* Description of the task: Report how many lines in the listing below include the word "rodzaj". Write nothing besides the number.

[Extracted records]
>> BEGIN

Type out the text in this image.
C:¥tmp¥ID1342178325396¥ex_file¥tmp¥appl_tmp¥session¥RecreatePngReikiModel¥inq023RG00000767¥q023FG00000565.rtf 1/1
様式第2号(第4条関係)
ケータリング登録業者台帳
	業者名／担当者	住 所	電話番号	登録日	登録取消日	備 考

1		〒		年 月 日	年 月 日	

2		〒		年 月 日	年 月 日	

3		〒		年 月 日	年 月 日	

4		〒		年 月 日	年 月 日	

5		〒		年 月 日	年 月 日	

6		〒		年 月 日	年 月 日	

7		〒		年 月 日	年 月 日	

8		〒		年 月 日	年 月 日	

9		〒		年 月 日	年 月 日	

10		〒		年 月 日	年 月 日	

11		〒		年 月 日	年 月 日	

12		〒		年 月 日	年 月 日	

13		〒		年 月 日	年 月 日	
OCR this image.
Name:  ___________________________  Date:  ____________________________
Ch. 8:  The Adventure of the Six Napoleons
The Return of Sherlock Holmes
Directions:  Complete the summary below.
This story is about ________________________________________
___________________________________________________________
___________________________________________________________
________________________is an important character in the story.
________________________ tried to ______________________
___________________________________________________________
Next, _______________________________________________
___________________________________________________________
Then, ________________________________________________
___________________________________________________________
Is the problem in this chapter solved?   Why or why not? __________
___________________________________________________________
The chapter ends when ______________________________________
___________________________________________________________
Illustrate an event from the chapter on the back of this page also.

>> END
>> BEGIN

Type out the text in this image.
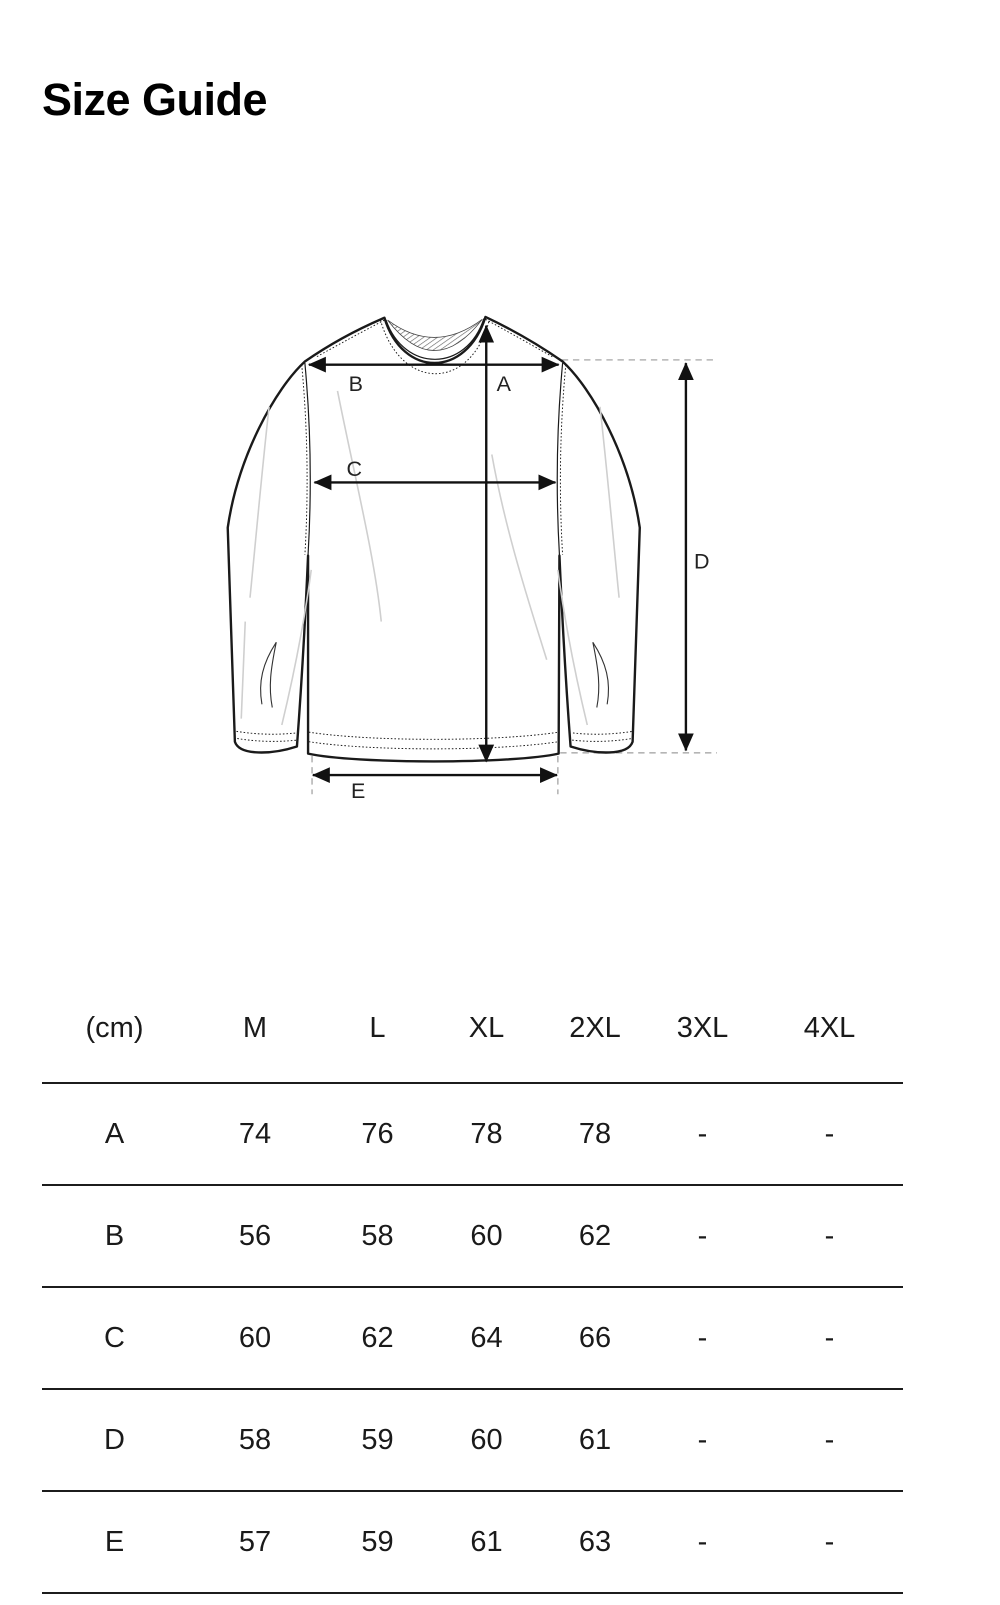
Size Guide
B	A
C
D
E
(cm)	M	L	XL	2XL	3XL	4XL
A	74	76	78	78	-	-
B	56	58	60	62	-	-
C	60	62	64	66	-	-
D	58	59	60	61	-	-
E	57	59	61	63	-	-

>> END
>> BEGIN

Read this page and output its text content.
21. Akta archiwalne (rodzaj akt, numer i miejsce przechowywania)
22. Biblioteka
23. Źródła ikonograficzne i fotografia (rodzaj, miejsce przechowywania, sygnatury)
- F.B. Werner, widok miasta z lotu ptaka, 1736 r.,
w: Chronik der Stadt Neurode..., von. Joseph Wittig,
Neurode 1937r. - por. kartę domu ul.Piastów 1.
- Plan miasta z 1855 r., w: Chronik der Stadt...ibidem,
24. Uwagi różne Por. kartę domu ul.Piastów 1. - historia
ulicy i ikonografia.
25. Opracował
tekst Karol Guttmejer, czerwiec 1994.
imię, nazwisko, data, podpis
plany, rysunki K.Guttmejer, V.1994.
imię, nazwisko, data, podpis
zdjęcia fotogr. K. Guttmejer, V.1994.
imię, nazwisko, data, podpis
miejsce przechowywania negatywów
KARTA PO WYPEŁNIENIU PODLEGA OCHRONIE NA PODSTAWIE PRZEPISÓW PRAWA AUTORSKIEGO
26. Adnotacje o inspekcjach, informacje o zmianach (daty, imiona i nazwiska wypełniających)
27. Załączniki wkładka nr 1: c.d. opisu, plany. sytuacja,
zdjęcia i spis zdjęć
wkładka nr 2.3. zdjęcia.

>> END

* In response: 2